──────── Texto fornecido ────────
Segundo o especialista, o colapso provocado por um excedente da produção e pela ausência de capacidade de estoque para o volume excedente nos Estados Unidos vai levar um tempo a ser solucionado e isso deve continuar se refletindo no mercado financeiro no curto prazo.

"Os Estados Unidos são a vítima da crise que provocaram, ao reduzir os custos de produção e encher o mercado de petróleo, gerando um desequilíbrio entre oferta e demanda", diz ele.

Na prática, os investidores estão pagando às empresas petroleiras para que fiquem com a commodity que compraram há alguns meses. Eles não têm compradores para os títulos que adquiriram e se tiverem que ficar com o petróleo que compraram, não vão ter onde estocá-lo.

A única solução no médio prazo, segundo Almeida, é fechar poços produtores nos Estados Unidos. Até agora, esse é um problema exclusivamente americano, principalmente, porque diz respeito ao modelo de logística do país.
──────── Informações exibidas ────────
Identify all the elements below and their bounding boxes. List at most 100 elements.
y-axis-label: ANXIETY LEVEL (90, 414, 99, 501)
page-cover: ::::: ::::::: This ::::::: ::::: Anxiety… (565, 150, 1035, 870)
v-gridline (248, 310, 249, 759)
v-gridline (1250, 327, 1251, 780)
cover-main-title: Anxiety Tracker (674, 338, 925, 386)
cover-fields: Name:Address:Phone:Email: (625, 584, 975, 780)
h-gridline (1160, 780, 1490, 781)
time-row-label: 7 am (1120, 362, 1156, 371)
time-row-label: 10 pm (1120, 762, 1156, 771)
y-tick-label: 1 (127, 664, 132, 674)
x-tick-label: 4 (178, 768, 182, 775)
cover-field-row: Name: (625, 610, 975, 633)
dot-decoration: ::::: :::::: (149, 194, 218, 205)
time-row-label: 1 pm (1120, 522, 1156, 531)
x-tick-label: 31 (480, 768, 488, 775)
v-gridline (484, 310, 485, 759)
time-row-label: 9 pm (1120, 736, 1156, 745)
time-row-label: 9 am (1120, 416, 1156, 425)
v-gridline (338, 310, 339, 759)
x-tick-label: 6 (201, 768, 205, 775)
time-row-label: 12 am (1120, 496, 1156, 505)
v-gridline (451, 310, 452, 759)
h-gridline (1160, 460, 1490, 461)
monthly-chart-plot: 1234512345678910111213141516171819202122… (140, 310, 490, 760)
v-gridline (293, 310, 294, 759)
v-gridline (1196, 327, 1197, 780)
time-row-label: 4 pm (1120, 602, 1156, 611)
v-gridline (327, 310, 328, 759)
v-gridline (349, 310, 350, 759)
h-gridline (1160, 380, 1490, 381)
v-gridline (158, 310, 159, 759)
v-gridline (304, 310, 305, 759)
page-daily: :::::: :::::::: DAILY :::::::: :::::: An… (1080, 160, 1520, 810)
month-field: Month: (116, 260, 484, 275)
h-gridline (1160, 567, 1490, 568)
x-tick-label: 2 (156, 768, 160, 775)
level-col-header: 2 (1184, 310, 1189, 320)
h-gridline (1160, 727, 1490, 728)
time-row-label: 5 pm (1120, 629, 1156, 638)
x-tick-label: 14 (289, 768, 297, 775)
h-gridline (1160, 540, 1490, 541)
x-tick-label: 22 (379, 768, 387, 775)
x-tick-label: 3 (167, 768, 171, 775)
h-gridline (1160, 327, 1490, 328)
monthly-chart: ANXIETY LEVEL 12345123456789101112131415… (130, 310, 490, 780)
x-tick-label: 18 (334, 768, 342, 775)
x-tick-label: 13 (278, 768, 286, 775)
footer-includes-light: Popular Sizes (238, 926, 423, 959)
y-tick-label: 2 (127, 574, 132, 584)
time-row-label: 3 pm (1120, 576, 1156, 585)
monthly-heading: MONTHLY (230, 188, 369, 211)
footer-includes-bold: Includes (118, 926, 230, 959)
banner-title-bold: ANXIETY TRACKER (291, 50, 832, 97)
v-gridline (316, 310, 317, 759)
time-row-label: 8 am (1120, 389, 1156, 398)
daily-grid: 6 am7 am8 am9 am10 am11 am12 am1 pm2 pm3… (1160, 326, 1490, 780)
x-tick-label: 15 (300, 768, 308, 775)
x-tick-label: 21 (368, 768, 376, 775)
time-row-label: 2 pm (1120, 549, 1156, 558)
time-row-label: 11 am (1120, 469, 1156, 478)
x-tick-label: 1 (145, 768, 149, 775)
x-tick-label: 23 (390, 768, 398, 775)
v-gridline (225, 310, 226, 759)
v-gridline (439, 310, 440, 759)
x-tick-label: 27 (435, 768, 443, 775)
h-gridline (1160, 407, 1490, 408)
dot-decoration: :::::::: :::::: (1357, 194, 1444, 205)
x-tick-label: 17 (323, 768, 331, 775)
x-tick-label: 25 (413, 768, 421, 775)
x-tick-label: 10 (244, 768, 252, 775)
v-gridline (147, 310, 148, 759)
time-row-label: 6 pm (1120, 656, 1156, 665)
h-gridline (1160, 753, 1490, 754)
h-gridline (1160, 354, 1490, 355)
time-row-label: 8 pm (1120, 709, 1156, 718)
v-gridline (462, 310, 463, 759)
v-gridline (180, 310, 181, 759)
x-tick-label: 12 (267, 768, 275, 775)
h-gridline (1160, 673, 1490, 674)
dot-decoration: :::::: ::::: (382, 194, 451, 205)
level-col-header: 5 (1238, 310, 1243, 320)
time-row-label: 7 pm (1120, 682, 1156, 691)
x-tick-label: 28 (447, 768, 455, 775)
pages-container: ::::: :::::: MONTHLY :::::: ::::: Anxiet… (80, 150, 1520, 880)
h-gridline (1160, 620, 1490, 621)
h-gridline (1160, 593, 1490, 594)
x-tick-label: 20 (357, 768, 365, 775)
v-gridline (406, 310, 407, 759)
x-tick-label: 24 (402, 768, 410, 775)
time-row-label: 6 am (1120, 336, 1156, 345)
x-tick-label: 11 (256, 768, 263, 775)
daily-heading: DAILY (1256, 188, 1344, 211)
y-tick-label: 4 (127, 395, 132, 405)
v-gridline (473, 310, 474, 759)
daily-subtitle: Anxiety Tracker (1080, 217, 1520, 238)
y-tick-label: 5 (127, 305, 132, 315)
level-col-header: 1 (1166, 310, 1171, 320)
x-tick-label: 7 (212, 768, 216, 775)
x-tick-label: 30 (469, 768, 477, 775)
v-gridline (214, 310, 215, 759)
────────
=== Ordem de serviço A ===
Transcreva todas as frases do texto sobre a crise do petróleo nos Estados Unidos que contêm a expressão "Estados Unidos".
=== Ordem de serviço B ===
Por favor, continue o texto sobre a crise do petróleo nos Estados Unidos a partir da última frase.

=== Resposta da tarefa A ===
1. Segundo o especialista, o colapso provocado por um excedente da produção e pela ausência de capacidade de estoque para o volume excedente nos Estados Unidos vai levar um tempo a ser solucionado e isso deve continuar se refletindo no mercado financeiro no curto prazo.
2. "Os Estados Unidos são a vítima da crise que provocaram, ao reduzir os custos de produção e encher o mercado de petróleo, gerando um desequilíbrio entre oferta e demanda", diz ele.
3. A única solução no médio prazo, segundo Almeida, é fechar poços produtores nos Estados Unidos.

=== Resposta da tarefa B ===
Sua produção é direcionada ao consumo interno. Com isso,a maior parte da infraestrutura foi desenhada para atender a demanda das refinarias. Não há dutos e tancagem suficiente para exportar o produto ou para estocá-lo à espera da retomada da economia.

"O que está acontecendo nos Estados Unidos é um sinal de alerta para os demais produtores. Não tem mágica, tem que cortar a produção. O censo de urgência do desequilíbrio entre oferta e demanda ficou aquém da necessidade", afirmou Almeida.

O Brasil, por enquanto, não deve ser afetado pelo colapso do WTI, porque a referência dos seus contratos é o petróleo europeu, o brent, segundo o economista. Além disso, como a maioria da produção é marítima o País possui uma estrutura de escoamento por navios eficiente, que pode facilitar a venda para diversos países.

"O posicionamento de cada país vai depender do quanto os Estados Unidos vão reduzir sua produção", acrescentou.

Já Ilan Abertman, analista da Ativa Investimentos, avalia que a queda do preço do petróleo WTI pode pressionar o brent, prejudicando companhias como a Petrobras. Segundo ele, o cenário atual aumenta os riscos de uma crise geopolítica e enfrentamento entre os países produtores de petróleo, prejudicando o ímpeto da demanda global pela commodity.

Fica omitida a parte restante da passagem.